GIVEN REQUEST: Write the material out again exactly as it stands.

SOURCE DATA:

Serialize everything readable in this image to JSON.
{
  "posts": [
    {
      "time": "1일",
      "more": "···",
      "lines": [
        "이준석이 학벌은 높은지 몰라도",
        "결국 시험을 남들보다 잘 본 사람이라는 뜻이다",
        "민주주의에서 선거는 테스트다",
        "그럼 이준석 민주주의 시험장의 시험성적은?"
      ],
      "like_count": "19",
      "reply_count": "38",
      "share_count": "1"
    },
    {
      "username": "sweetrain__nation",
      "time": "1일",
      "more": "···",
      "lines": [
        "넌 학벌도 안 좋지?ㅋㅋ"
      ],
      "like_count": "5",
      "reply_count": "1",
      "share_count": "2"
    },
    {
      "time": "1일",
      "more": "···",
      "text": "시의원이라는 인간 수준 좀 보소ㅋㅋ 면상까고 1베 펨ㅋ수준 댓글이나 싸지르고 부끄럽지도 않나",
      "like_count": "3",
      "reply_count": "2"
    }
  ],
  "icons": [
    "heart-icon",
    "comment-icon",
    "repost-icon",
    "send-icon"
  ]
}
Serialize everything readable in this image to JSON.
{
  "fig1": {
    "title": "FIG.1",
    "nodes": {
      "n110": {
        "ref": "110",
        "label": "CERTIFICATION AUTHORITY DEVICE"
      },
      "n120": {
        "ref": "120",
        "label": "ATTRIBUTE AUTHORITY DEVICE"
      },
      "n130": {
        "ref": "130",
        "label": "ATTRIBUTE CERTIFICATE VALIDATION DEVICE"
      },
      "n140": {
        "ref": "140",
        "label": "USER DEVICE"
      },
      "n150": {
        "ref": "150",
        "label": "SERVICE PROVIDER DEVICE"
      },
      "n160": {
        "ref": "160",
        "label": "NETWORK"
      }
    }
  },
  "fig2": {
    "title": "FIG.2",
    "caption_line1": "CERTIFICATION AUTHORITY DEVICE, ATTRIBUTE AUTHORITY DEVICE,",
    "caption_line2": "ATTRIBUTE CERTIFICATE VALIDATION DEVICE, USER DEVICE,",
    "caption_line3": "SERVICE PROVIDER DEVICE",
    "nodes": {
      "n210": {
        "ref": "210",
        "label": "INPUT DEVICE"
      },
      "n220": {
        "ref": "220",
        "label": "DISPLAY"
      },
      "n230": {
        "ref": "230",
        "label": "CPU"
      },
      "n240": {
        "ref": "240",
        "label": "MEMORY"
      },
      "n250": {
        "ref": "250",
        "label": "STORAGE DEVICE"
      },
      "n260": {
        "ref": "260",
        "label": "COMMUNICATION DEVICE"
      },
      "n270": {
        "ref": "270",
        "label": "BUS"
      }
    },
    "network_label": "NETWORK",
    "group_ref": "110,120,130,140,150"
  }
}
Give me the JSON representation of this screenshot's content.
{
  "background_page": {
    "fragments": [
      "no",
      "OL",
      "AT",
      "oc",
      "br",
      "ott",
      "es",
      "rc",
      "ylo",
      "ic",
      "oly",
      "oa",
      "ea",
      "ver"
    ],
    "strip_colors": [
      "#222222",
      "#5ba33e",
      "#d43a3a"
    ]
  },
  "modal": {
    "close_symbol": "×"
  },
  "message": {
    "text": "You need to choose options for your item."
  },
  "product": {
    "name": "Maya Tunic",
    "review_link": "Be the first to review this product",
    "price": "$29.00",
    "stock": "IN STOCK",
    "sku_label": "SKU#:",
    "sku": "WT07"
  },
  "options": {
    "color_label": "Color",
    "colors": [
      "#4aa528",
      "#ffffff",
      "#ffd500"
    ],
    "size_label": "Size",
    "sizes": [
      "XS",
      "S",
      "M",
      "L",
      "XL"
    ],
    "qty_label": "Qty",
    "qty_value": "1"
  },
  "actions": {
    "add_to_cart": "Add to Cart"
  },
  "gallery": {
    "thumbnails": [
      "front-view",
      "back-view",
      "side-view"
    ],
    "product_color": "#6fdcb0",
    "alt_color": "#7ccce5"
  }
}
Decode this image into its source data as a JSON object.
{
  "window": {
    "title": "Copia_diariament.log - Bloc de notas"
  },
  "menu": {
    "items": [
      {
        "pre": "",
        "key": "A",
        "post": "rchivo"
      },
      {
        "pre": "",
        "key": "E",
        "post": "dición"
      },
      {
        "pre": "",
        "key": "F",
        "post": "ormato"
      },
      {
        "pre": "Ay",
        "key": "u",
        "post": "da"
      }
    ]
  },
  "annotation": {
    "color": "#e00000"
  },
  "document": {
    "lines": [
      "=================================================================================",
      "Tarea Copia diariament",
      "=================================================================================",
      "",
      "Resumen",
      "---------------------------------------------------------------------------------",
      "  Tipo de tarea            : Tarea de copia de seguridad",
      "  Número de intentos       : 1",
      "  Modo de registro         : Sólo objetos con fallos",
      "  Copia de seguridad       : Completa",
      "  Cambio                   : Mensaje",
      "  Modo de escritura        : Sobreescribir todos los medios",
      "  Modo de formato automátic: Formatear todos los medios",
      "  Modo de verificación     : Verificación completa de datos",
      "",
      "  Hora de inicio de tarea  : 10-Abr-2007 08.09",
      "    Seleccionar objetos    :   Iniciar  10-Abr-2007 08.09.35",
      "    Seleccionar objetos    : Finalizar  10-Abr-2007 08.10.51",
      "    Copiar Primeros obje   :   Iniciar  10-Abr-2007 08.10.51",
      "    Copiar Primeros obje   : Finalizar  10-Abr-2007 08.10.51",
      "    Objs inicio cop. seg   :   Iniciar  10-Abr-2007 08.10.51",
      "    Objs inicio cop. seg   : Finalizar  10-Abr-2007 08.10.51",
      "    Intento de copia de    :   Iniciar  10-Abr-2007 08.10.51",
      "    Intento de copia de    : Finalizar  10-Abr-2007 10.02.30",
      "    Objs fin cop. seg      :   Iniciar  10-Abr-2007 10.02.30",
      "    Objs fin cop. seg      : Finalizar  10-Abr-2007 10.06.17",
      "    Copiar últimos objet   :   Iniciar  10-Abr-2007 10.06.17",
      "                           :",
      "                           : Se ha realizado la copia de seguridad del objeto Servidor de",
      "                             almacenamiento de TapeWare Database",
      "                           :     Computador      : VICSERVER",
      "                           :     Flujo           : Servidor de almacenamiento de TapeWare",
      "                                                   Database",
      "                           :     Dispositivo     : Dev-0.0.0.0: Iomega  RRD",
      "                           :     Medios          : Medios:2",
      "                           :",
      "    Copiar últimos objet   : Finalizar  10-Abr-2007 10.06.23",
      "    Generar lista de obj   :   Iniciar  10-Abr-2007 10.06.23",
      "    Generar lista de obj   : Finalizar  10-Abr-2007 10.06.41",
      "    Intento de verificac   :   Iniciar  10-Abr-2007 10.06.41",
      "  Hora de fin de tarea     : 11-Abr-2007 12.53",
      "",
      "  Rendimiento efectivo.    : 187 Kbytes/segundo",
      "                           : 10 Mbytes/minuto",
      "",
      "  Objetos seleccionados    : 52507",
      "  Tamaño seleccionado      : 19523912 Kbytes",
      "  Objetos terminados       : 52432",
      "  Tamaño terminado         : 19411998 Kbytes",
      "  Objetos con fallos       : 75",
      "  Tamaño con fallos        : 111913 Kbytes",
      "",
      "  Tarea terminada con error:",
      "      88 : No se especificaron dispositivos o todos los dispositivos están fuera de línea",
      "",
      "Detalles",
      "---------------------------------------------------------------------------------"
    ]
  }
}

EXPECTED ANSWER:
Serialize everything readable in this image to JSON.
{
  "posts": [
    {
      "time": "1일",
      "more": "···",
      "lines": [
        "이준석이 학벌은 높은지 몰라도",
        "결국 시험을 남들보다 잘 본 사람이라는 뜻이다",
        "민주주의에서 선거는 테스트다",
        "그럼 이준석 민주주의 시험장의 시험성적은?"
      ],
      "like_count": "19",
      "reply_count": "38",
      "share_count": "1"
    },
    {
      "username": "sweetrain__nation",
      "time": "1일",
      "more": "···",
      "lines": [
        "넌 학벌도 안 좋지?ㅋㅋ"
      ],
      "like_count": "5",
      "reply_count": "1",
      "share_count": "2"
    },
    {
      "time": "1일",
      "more": "···",
      "text": "시의원이라는 인간 수준 좀 보소ㅋㅋ 면상까고 1베 펨ㅋ수준 댓글이나 싸지르고 부끄럽지도 않나",
      "like_count": "3",
      "reply_count": "2"
    }
  ],
  "icons": [
    "heart-icon",
    "comment-icon",
    "repost-icon",
    "send-icon"
  ]
}
Serialize everything readable in this image to JSON.
{
  "fig1": {
    "title": "FIG.1",
    "nodes": {
      "n110": {
        "ref": "110",
        "label": "CERTIFICATION AUTHORITY DEVICE"
      },
      "n120": {
        "ref": "120",
        "label": "ATTRIBUTE AUTHORITY DEVICE"
      },
      "n130": {
        "ref": "130",
        "label": "ATTRIBUTE CERTIFICATE VALIDATION DEVICE"
      },
      "n140": {
        "ref": "140",
        "label": "USER DEVICE"
      },
      "n150": {
        "ref": "150",
        "label": "SERVICE PROVIDER DEVICE"
      },
      "n160": {
        "ref": "160",
        "label": "NETWORK"
      }
    }
  },
  "fig2": {
    "title": "FIG.2",
    "caption_line1": "CERTIFICATION AUTHORITY DEVICE, ATTRIBUTE AUTHORITY DEVICE,",
    "caption_line2": "ATTRIBUTE CERTIFICATE VALIDATION DEVICE, USER DEVICE,",
    "caption_line3": "SERVICE PROVIDER DEVICE",
    "nodes": {
      "n210": {
        "ref": "210",
        "label": "INPUT DEVICE"
      },
      "n220": {
        "ref": "220",
        "label": "DISPLAY"
      },
      "n230": {
        "ref": "230",
        "label": "CPU"
      },
      "n240": {
        "ref": "240",
        "label": "MEMORY"
      },
      "n250": {
        "ref": "250",
        "label": "STORAGE DEVICE"
      },
      "n260": {
        "ref": "260",
        "label": "COMMUNICATION DEVICE"
      },
      "n270": {
        "ref": "270",
        "label": "BUS"
      }
    },
    "network_label": "NETWORK",
    "group_ref": "110,120,130,140,150"
  }
}
Give me the JSON representation of this screenshot's content.
{
  "background_page": {
    "fragments": [
      "no",
      "OL",
      "AT",
      "oc",
      "br",
      "ott",
      "es",
      "rc",
      "ylo",
      "ic",
      "oly",
      "oa",
      "ea",
      "ver"
    ],
    "strip_colors": [
      "#222222",
      "#5ba33e",
      "#d43a3a"
    ]
  },
  "modal": {
    "close_symbol": "×"
  },
  "message": {
    "text": "You need to choose options for your item."
  },
  "product": {
    "name": "Maya Tunic",
    "review_link": "Be the first to review this product",
    "price": "$29.00",
    "stock": "IN STOCK",
    "sku_label": "SKU#:",
    "sku": "WT07"
  },
  "options": {
    "color_label": "Color",
    "colors": [
      "#4aa528",
      "#ffffff",
      "#ffd500"
    ],
    "size_label": "Size",
    "sizes": [
      "XS",
      "S",
      "M",
      "L",
      "XL"
    ],
    "qty_label": "Qty",
    "qty_value": "1"
  },
  "actions": {
    "add_to_cart": "Add to Cart"
  },
  "gallery": {
    "thumbnails": [
      "front-view",
      "back-view",
      "side-view"
    ],
    "product_color": "#6fdcb0",
    "alt_color": "#7ccce5"
  }
}
Decode this image into its source data as a JSON object.
{
  "window": {
    "title": "Copia_diariament.log - Bloc de notas"
  },
  "menu": {
    "items": [
      {
        "pre": "",
        "key": "A",
        "post": "rchivo"
      },
      {
        "pre": "",
        "key": "E",
        "post": "dición"
      },
      {
        "pre": "",
        "key": "F",
        "post": "ormato"
      },
      {
        "pre": "Ay",
        "key": "u",
        "post": "da"
      }
    ]
  },
  "annotation": {
    "color": "#e00000"
  },
  "document": {
    "lines": [
      "=================================================================================",
      "Tarea Copia diariament",
      "=================================================================================",
      "",
      "Resumen",
      "---------------------------------------------------------------------------------",
      "  Tipo de tarea            : Tarea de copia de seguridad",
      "  Número de intentos       : 1",
      "  Modo de registro         : Sólo objetos con fallos",
      "  Copia de seguridad       : Completa",
      "  Cambio                   : Mensaje",
      "  Modo de escritura        : Sobreescribir todos los medios",
      "  Modo de formato automátic: Formatear todos los medios",
      "  Modo de verificación     : Verificación completa de datos",
      "",
      "  Hora de inicio de tarea  : 10-Abr-2007 08.09",
      "    Seleccionar objetos    :   Iniciar  10-Abr-2007 08.09.35",
      "    Seleccionar objetos    : Finalizar  10-Abr-2007 08.10.51",
      "    Copiar Primeros obje   :   Iniciar  10-Abr-2007 08.10.51",
      "    Copiar Primeros obje   : Finalizar  10-Abr-2007 08.10.51",
      "    Objs inicio cop. seg   :   Iniciar  10-Abr-2007 08.10.51",
      "    Objs inicio cop. seg   : Finalizar  10-Abr-2007 08.10.51",
      "    Intento de copia de    :   Iniciar  10-Abr-2007 08.10.51",
      "    Intento de copia de    : Finalizar  10-Abr-2007 10.02.30",
      "    Objs fin cop. seg      :   Iniciar  10-Abr-2007 10.02.30",
      "    Objs fin cop. seg      : Finalizar  10-Abr-2007 10.06.17",
      "    Copiar últimos objet   :   Iniciar  10-Abr-2007 10.06.17",
      "                           :",
      "                           : Se ha realizado la copia de seguridad del objeto Servidor de",
      "                             almacenamiento de TapeWare Database",
      "                           :     Computador      : VICSERVER",
      "                           :     Flujo           : Servidor de almacenamiento de TapeWare",
      "                                                   Database",
      "                           :     Dispositivo     : Dev-0.0.0.0: Iomega  RRD",
      "                           :     Medios          : Medios:2",
      "                           :",
      "    Copiar últimos objet   : Finalizar  10-Abr-2007 10.06.23",
      "    Generar lista de obj   :   Iniciar  10-Abr-2007 10.06.23",
      "    Generar lista de obj   : Finalizar  10-Abr-2007 10.06.41",
      "    Intento de verificac   :   Iniciar  10-Abr-2007 10.06.41",
      "  Hora de fin de tarea     : 11-Abr-2007 12.53",
      "",
      "  Rendimiento efectivo.    : 187 Kbytes/segundo",
      "                           : 10 Mbytes/minuto",
      "",
      "  Objetos seleccionados    : 52507",
      "  Tamaño seleccionado      : 19523912 Kbytes",
      "  Objetos terminados       : 52432",
      "  Tamaño terminado         : 19411998 Kbytes",
      "  Objetos con fallos       : 75",
      "  Tamaño con fallos        : 111913 Kbytes",
      "",
      "  Tarea terminada con error:",
      "      88 : No se especificaron dispositivos o todos los dispositivos están fuera de línea",
      "",
      "Detalles",
      "---------------------------------------------------------------------------------"
    ]
  }
}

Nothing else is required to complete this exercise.